**PROBLEM REQUIREMENTS:** Could you output each line of the data that follows exactly?

(Dataset listings of figures)
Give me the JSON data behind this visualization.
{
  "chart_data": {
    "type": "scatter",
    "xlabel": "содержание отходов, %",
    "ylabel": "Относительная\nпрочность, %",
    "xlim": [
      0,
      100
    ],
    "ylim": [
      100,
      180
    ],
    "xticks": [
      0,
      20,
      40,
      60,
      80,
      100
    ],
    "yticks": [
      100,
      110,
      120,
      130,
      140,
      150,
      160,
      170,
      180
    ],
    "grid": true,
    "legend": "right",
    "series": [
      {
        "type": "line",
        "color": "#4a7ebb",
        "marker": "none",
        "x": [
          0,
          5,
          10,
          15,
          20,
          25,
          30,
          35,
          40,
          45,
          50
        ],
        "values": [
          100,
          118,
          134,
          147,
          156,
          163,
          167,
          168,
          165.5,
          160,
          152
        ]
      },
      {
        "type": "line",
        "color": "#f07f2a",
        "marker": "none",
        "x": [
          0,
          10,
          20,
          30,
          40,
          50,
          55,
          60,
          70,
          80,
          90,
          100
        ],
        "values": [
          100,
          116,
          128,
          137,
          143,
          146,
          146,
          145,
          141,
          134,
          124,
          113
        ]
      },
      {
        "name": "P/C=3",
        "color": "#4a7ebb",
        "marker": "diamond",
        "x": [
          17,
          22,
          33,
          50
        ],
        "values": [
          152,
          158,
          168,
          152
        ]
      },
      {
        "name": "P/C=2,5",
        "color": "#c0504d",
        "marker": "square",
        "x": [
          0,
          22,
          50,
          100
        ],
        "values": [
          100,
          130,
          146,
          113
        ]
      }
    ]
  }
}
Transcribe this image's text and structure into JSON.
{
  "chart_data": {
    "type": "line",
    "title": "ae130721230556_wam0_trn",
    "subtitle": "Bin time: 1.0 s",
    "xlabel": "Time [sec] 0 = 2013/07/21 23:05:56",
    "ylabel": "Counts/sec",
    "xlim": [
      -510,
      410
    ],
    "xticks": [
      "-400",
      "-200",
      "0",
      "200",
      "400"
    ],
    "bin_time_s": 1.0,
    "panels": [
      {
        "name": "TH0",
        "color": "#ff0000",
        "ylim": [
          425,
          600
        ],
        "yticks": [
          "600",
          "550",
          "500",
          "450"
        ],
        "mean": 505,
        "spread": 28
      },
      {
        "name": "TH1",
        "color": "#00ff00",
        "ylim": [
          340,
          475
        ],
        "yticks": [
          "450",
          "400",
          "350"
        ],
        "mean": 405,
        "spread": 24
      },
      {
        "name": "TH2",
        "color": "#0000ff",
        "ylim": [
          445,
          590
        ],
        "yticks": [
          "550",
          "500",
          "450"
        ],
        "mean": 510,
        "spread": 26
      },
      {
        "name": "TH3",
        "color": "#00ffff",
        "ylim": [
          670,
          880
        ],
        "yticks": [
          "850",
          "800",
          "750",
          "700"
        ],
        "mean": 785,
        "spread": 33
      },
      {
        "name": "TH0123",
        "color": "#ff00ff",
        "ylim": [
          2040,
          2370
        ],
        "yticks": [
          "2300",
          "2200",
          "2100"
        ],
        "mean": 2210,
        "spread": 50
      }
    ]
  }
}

**SOLUTION TO THIS TASK:**
Give me the JSON data behind this visualization.
{
  "chart_data": {
    "type": "scatter",
    "xlabel": "содержание отходов, %",
    "ylabel": "Относительная\nпрочность, %",
    "xlim": [
      0,
      100
    ],
    "ylim": [
      100,
      180
    ],
    "xticks": [
      0,
      20,
      40,
      60,
      80,
      100
    ],
    "yticks": [
      100,
      110,
      120,
      130,
      140,
      150,
      160,
      170,
      180
    ],
    "grid": true,
    "legend": "right",
    "series": [
      {
        "type": "line",
        "color": "#4a7ebb",
        "marker": "none",
        "x": [
          0,
          5,
          10,
          15,
          20,
          25,
          30,
          35,
          40,
          45,
          50
        ],
        "values": [
          100,
          118,
          134,
          147,
          156,
          163,
          167,
          168,
          165.5,
          160,
          152
        ]
      },
      {
        "type": "line",
        "color": "#f07f2a",
        "marker": "none",
        "x": [
          0,
          10,
          20,
          30,
          40,
          50,
          55,
          60,
          70,
          80,
          90,
          100
        ],
        "values": [
          100,
          116,
          128,
          137,
          143,
          146,
          146,
          145,
          141,
          134,
          124,
          113
        ]
      },
      {
        "name": "P/C=3",
        "color": "#4a7ebb",
        "marker": "diamond",
        "x": [
          17,
          22,
          33,
          50
        ],
        "values": [
          152,
          158,
          168,
          152
        ]
      },
      {
        "name": "P/C=2,5",
        "color": "#c0504d",
        "marker": "square",
        "x": [
          0,
          22,
          50,
          100
        ],
        "values": [
          100,
          130,
          146,
          113
        ]
      }
    ]
  }
}
Transcribe this image's text and structure into JSON.
{
  "chart_data": {
    "type": "line",
    "title": "ae130721230556_wam0_trn",
    "subtitle": "Bin time: 1.0 s",
    "xlabel": "Time [sec] 0 = 2013/07/21 23:05:56",
    "ylabel": "Counts/sec",
    "xlim": [
      -510,
      410
    ],
    "xticks": [
      "-400",
      "-200",
      "0",
      "200",
      "400"
    ],
    "bin_time_s": 1.0,
    "panels": [
      {
        "name": "TH0",
        "color": "#ff0000",
        "ylim": [
          425,
          600
        ],
        "yticks": [
          "600",
          "550",
          "500",
          "450"
        ],
        "mean": 505,
        "spread": 28
      },
      {
        "name": "TH1",
        "color": "#00ff00",
        "ylim": [
          340,
          475
        ],
        "yticks": [
          "450",
          "400",
          "350"
        ],
        "mean": 405,
        "spread": 24
      },
      {
        "name": "TH2",
        "color": "#0000ff",
        "ylim": [
          445,
          590
        ],
        "yticks": [
          "550",
          "500",
          "450"
        ],
        "mean": 510,
        "spread": 26
      },
      {
        "name": "TH3",
        "color": "#00ffff",
        "ylim": [
          670,
          880
        ],
        "yticks": [
          "850",
          "800",
          "750",
          "700"
        ],
        "mean": 785,
        "spread": 33
      },
      {
        "name": "TH0123",
        "color": "#ff00ff",
        "ylim": [
          2040,
          2370
        ],
        "yticks": [
          "2300",
          "2200",
          "2100"
        ],
        "mean": 2210,
        "spread": 50
      }
    ]
  }
}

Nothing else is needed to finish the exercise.